Brief
Can you find the lines of the listing that include "sitting" and copy every one?

──────────

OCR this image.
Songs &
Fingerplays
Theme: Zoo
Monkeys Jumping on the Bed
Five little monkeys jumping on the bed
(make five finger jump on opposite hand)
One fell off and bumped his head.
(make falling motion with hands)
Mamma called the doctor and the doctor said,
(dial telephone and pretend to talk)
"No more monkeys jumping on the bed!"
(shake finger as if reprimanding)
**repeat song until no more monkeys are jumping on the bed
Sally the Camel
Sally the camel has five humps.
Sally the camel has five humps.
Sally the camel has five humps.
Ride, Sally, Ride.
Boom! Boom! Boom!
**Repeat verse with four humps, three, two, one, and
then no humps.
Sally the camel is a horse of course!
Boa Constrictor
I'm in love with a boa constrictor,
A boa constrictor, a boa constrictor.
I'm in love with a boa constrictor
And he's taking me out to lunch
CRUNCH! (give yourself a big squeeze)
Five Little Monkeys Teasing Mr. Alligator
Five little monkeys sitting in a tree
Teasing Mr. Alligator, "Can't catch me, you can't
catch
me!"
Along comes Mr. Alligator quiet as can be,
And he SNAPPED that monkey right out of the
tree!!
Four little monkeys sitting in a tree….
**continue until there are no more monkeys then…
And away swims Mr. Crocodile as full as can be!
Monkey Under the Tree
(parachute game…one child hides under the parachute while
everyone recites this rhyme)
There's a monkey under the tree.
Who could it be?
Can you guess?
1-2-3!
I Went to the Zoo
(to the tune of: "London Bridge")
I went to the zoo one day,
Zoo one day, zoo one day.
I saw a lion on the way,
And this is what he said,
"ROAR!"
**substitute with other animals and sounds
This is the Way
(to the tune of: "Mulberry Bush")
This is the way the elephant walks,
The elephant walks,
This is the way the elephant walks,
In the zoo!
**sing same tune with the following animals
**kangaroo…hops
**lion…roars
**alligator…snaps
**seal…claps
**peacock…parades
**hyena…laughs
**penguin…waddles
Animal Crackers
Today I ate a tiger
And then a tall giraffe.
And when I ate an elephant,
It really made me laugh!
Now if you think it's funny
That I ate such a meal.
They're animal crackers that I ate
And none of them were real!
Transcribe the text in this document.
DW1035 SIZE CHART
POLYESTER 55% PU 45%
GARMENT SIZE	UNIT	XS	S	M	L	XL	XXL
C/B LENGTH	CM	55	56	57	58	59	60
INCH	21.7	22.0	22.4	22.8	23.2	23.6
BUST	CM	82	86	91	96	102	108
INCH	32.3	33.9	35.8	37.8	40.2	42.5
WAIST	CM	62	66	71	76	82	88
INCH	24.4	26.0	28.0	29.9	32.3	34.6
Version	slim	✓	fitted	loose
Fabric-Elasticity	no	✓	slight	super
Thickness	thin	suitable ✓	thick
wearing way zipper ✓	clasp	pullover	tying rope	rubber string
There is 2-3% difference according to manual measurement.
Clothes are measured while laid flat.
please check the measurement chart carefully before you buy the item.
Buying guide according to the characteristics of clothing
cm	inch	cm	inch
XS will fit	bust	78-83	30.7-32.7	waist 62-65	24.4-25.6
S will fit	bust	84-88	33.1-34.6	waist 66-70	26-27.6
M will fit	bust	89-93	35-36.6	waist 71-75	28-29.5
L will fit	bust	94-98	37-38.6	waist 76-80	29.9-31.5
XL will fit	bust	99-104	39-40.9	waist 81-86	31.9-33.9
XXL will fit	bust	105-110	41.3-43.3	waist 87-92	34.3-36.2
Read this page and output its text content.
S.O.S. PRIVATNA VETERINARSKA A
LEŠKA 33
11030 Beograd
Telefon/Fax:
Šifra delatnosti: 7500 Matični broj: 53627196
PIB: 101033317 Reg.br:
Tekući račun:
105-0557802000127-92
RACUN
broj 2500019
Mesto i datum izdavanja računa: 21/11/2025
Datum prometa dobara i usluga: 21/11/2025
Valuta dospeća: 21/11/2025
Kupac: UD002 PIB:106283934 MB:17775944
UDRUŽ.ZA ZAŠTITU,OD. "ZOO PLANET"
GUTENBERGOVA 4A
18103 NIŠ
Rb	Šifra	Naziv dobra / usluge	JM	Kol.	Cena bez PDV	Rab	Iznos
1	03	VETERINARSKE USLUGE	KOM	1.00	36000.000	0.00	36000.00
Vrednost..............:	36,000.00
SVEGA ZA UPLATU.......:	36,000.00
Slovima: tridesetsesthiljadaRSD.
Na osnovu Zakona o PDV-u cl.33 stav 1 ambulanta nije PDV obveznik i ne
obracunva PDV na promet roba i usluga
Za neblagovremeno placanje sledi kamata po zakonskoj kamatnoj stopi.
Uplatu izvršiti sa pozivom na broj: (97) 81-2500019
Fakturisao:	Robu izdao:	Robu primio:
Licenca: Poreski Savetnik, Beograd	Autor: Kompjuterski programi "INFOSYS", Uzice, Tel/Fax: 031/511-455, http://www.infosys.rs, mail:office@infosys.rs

──────────

Correct answer
Five little monkeys sitting in a tree
Four little monkeys sitting in a tree….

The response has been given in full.